> _WHAT THE EXERCISE ASKS_:
Find the lines of data that contain the string "this", then list them.

= = = = =

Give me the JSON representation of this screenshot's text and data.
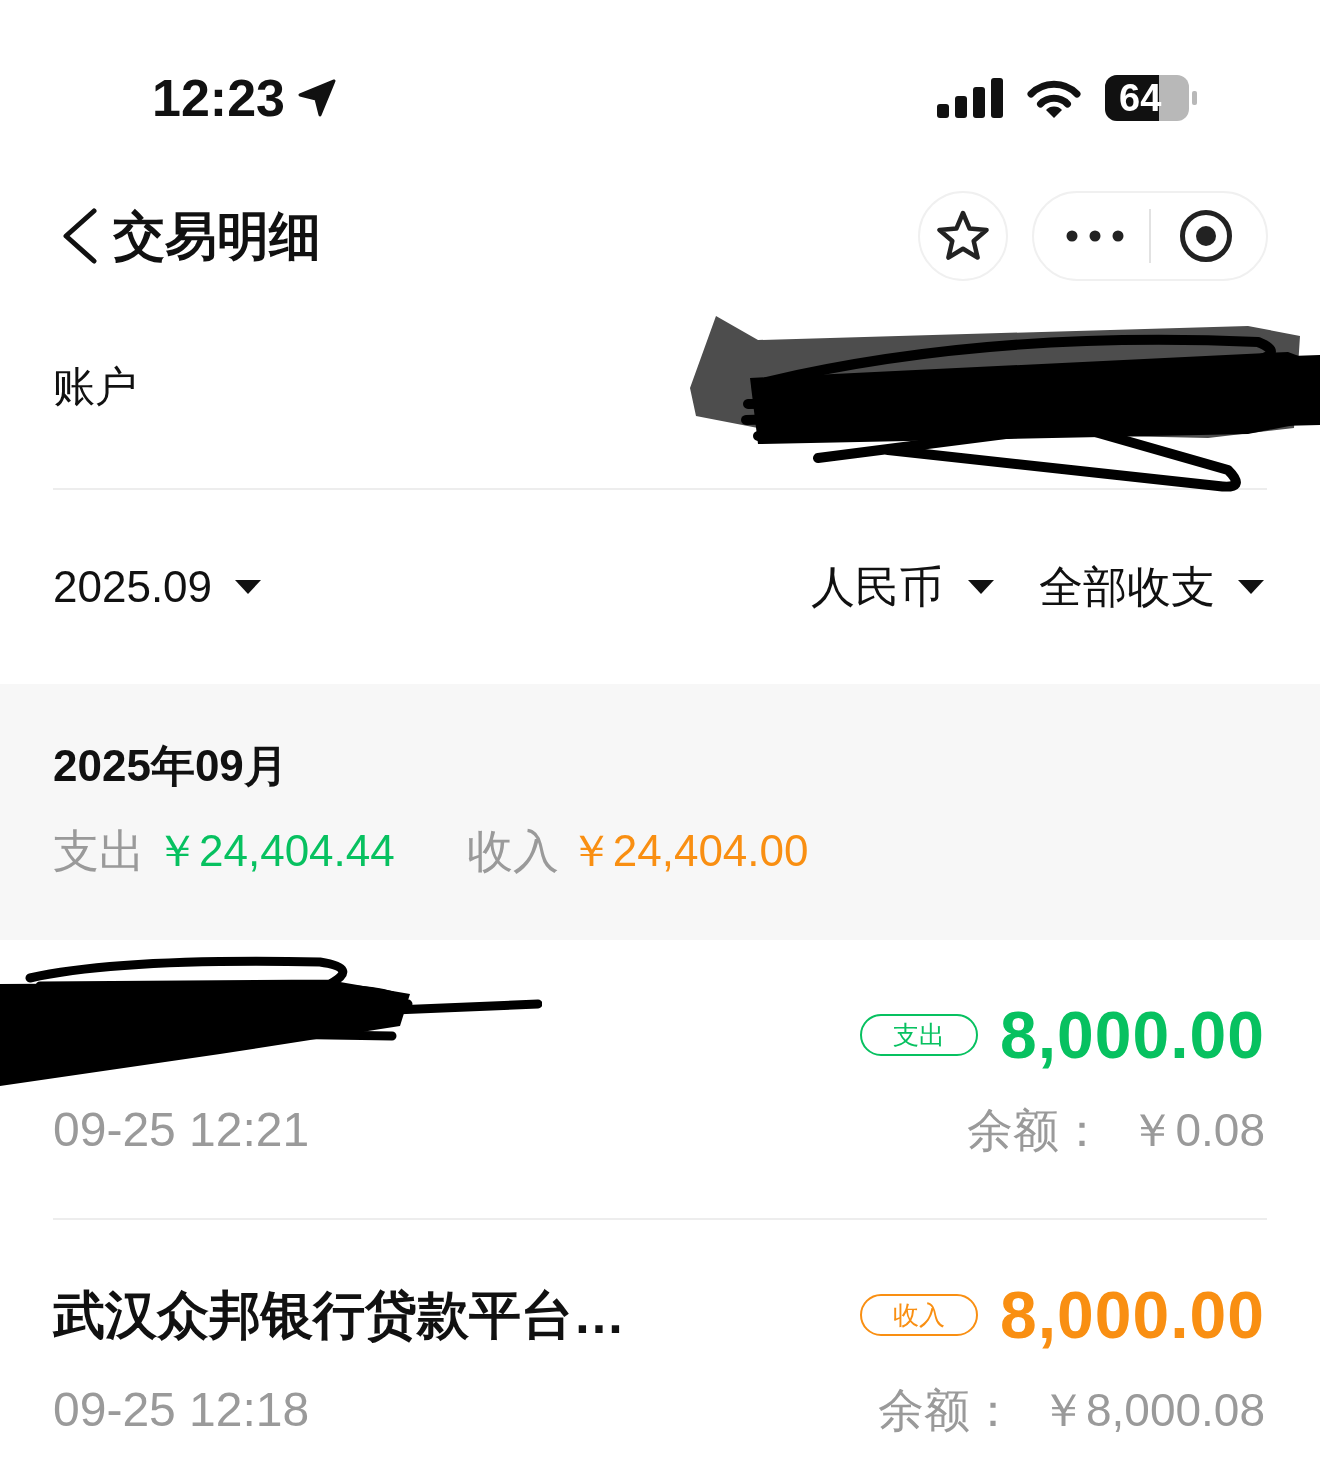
{
  "status_bar": {
    "time": "12:23",
    "battery": "64"
  },
  "nav": {
    "title": "交易明细"
  },
  "account": {
    "label": "账户",
    "value_redacted": true
  },
  "filters": {
    "month": "2025.09",
    "currency": "人民币",
    "type": "全部收支"
  },
  "summary": {
    "title": "2025年09月",
    "expense_label": "支出",
    "expense_amount": "￥24,404.44",
    "income_label": "收入",
    "income_amount": "￥24,404.00"
  },
  "transactions": [
    {
      "kind": "expense",
      "redacted": true,
      "badge": "支出",
      "amount": "8,000.00",
      "time": "09-25 12:21",
      "balance_label": "余额：",
      "balance": "￥0.08"
    },
    {
      "kind": "income",
      "redacted": false,
      "title": "武汉众邦银行贷款平台…",
      "badge": "收入",
      "amount": "8,000.00",
      "time": "09-25 12:18",
      "balance_label": "余额：",
      "balance": "￥8,000.08"
    }
  ]
}
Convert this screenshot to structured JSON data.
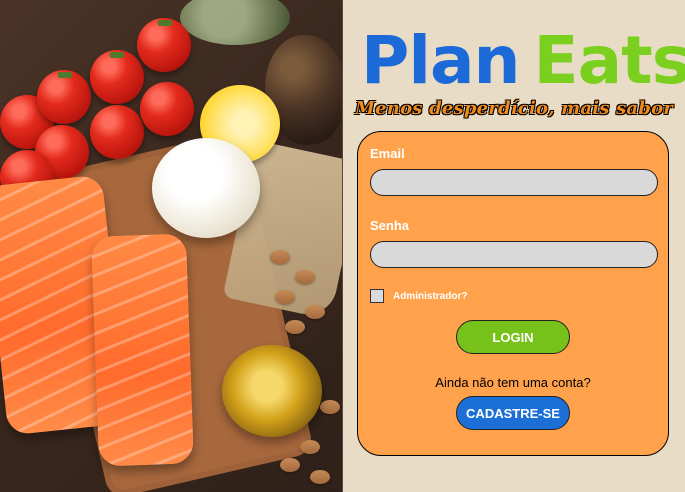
{
  "app": {
    "logo_part1": "Plan",
    "logo_part2": "Eats",
    "tagline": "Menos desperdício, mais sabor"
  },
  "login_form": {
    "email_label": "Email",
    "email_value": "",
    "password_label": "Senha",
    "password_value": "",
    "admin_checkbox_label": "Administrador?",
    "admin_checked": false,
    "login_button": "LOGIN",
    "no_account_text": "Ainda não tem uma conta?",
    "signup_button": "CADASTRE-SE"
  },
  "colors": {
    "logo_blue": "#1c6ad8",
    "logo_green": "#7bd01f",
    "card_orange": "#ffa24b",
    "login_green": "#76c11a",
    "signup_blue": "#1d6fd8",
    "background": "#e9dcc6"
  },
  "hero_image": {
    "description_icon": "food-photo"
  }
}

= = = = =

> _RESPONSE_:
Give me the JSON representation of this screenshot's text and data.
Convert this screenshot to structured JSON data.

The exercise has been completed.